• **EXERCISE DESCRIPTION**
Skip the images and copy each record exactly as written.

• **INFORMATION SUPPLIED**

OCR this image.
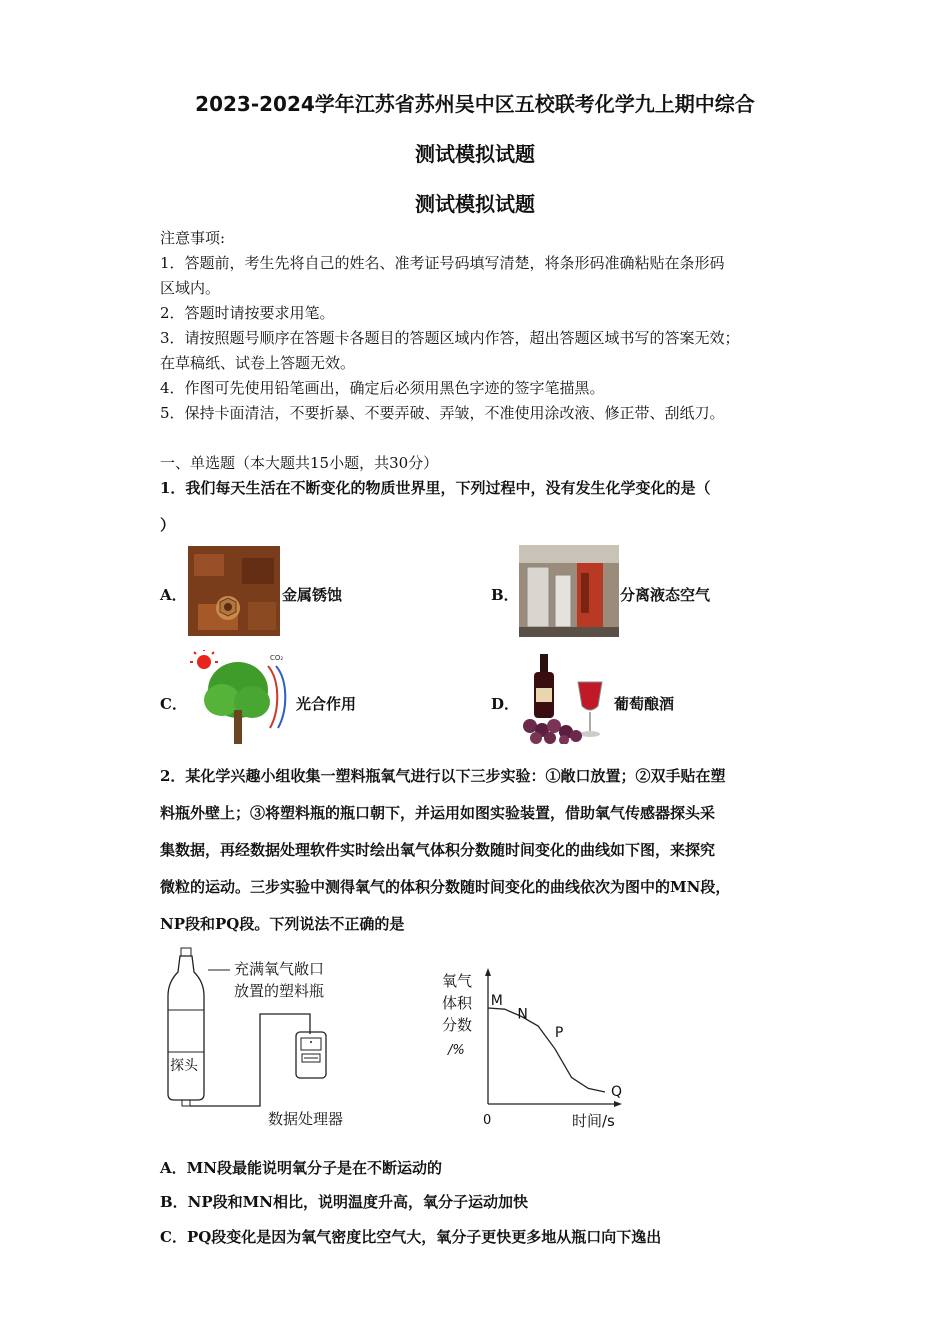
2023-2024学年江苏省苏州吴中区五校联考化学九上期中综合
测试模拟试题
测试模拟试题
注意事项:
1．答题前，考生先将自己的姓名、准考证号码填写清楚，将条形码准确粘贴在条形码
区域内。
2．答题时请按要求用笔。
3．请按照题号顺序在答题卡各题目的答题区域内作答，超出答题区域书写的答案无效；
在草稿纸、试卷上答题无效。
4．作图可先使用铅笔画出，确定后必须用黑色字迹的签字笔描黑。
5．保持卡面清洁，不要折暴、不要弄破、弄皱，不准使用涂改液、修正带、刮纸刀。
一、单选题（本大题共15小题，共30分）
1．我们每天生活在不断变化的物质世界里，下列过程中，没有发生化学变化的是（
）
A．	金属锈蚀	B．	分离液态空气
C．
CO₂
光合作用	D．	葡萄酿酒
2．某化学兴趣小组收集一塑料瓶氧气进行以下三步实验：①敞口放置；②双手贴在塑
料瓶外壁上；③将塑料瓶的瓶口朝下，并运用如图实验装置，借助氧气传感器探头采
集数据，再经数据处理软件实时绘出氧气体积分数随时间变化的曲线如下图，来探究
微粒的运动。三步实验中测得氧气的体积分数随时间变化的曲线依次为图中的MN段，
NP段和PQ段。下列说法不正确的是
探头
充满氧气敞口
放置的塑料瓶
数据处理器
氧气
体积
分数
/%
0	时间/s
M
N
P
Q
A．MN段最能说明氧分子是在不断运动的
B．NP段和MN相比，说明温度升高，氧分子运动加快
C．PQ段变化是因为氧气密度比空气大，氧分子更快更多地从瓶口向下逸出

• **RESPONSE TO THE TASK**
OCR this image.
2023-2024学年江苏省苏州吴中区五校联考化学九上期中综合
测试模拟试题
测试模拟试题
注意事项:
1．答题前，考生先将自己的姓名、准考证号码填写清楚，将条形码准确粘贴在条形码
区域内。
2．答题时请按要求用笔。
3．请按照题号顺序在答题卡各题目的答题区域内作答，超出答题区域书写的答案无效；
在草稿纸、试卷上答题无效。
4．作图可先使用铅笔画出，确定后必须用黑色字迹的签字笔描黑。
5．保持卡面清洁，不要折暴、不要弄破、弄皱，不准使用涂改液、修正带、刮纸刀。
一、单选题（本大题共15小题，共30分）
1．我们每天生活在不断变化的物质世界里，下列过程中，没有发生化学变化的是（
）
A．	金属锈蚀	B．	分离液态空气
C．
CO₂
光合作用	D．	葡萄酿酒
2．某化学兴趣小组收集一塑料瓶氧气进行以下三步实验：①敞口放置；②双手贴在塑
料瓶外壁上；③将塑料瓶的瓶口朝下，并运用如图实验装置，借助氧气传感器探头采
集数据，再经数据处理软件实时绘出氧气体积分数随时间变化的曲线如下图，来探究
微粒的运动。三步实验中测得氧气的体积分数随时间变化的曲线依次为图中的MN段，
NP段和PQ段。下列说法不正确的是
探头
充满氧气敞口
放置的塑料瓶
数据处理器
氧气
体积
分数
/%
0	时间/s
M
N
P
Q
A．MN段最能说明氧分子是在不断运动的
B．NP段和MN相比，说明温度升高，氧分子运动加快
C．PQ段变化是因为氧气密度比空气大，氧分子更快更多地从瓶口向下逸出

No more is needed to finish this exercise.